● Directions for this task:
Find every line in the records below that holds the word "colors" and copy it.

● Figure data in JSON:
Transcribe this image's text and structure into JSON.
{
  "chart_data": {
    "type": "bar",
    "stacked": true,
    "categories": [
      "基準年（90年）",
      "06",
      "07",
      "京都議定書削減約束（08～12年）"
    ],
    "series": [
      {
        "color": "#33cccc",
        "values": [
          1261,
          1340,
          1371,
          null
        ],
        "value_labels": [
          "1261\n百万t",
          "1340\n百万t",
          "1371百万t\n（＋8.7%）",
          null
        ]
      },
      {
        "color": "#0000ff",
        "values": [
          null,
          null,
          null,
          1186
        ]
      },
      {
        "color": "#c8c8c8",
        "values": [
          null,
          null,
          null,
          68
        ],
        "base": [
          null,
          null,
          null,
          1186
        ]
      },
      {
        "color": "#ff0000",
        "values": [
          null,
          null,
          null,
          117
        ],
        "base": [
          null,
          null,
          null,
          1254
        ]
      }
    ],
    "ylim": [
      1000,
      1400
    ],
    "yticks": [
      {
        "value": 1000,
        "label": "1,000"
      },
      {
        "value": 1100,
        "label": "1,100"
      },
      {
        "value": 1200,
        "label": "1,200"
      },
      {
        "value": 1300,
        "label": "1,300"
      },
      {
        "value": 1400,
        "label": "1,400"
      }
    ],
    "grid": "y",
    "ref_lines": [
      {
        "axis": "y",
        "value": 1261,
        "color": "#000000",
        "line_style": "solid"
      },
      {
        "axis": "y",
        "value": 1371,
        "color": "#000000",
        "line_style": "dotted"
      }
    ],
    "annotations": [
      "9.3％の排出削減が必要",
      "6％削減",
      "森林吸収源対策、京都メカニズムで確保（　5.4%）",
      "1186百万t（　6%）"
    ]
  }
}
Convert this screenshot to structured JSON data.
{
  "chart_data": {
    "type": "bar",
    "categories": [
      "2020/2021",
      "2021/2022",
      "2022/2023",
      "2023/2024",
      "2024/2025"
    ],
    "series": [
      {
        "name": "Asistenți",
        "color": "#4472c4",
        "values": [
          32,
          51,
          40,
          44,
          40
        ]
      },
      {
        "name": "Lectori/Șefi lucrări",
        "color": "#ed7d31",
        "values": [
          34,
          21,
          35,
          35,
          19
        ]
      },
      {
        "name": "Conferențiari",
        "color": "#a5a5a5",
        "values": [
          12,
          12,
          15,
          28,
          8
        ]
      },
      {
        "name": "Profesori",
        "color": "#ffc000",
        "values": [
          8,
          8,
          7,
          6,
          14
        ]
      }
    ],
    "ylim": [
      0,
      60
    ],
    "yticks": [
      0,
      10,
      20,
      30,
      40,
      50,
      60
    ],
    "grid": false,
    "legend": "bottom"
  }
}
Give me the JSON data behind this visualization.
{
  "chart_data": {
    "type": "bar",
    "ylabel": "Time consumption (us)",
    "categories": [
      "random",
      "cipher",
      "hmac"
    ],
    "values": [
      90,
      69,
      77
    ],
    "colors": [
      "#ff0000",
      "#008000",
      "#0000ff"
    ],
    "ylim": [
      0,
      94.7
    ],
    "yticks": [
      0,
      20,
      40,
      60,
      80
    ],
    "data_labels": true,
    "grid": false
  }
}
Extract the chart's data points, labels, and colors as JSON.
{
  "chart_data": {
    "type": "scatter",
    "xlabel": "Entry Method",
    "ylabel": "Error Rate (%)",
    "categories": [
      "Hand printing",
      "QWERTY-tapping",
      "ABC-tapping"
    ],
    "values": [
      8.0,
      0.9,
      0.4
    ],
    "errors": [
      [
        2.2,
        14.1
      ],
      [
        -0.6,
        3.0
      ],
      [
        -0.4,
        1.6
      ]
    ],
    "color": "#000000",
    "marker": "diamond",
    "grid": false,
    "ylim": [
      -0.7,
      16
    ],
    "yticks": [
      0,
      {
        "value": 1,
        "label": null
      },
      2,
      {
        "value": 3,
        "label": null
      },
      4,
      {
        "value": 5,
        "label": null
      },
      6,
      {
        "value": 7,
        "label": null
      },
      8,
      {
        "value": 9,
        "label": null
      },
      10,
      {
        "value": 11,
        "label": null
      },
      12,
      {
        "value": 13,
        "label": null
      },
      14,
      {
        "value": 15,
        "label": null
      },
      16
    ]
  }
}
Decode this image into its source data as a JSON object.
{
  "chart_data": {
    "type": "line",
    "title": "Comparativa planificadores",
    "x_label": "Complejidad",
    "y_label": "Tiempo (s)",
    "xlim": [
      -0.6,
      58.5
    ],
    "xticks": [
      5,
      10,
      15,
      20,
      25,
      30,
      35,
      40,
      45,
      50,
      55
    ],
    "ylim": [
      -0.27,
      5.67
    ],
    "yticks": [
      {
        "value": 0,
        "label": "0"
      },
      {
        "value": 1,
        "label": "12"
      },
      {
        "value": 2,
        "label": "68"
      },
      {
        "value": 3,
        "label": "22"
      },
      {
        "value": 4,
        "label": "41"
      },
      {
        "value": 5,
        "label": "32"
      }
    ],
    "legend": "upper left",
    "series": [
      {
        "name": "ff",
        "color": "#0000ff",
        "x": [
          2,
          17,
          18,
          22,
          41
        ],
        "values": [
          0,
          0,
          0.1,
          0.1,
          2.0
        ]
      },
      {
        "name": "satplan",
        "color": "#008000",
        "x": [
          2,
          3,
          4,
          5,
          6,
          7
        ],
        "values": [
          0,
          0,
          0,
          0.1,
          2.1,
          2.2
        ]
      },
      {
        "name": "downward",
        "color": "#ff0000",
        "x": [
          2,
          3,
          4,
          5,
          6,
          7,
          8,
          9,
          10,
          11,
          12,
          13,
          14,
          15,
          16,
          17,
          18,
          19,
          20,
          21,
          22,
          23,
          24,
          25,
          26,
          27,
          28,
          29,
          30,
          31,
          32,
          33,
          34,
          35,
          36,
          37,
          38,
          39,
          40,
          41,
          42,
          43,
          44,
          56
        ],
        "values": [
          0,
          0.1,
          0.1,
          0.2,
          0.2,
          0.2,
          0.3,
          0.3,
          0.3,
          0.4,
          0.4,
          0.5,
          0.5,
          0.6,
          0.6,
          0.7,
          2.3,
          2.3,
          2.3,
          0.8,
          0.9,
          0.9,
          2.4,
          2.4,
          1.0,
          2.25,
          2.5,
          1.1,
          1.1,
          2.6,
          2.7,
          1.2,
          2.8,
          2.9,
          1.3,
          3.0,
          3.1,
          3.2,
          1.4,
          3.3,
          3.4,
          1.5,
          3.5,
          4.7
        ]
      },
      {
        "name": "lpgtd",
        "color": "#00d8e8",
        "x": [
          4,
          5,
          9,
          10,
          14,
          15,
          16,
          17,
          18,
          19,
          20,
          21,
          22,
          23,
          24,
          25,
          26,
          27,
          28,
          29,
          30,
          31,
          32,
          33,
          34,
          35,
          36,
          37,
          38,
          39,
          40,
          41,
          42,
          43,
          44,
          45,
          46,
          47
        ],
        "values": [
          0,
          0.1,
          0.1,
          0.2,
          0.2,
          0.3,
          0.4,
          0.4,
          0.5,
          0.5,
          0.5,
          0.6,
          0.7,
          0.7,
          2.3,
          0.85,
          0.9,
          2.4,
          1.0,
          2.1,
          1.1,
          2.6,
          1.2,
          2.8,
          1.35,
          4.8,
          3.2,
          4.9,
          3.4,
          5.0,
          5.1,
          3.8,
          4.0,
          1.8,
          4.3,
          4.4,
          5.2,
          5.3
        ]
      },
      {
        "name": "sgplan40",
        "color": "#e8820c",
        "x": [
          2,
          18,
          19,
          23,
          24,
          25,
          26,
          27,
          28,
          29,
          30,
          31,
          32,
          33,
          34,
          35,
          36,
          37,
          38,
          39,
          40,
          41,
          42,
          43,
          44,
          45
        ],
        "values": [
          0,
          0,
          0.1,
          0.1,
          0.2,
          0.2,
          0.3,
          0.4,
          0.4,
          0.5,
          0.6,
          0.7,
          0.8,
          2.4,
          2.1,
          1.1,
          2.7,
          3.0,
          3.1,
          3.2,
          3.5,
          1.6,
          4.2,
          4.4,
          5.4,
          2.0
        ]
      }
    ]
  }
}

● Complete output:
    "colors": [
Extract the chart's data points, labels, and colors as JSON.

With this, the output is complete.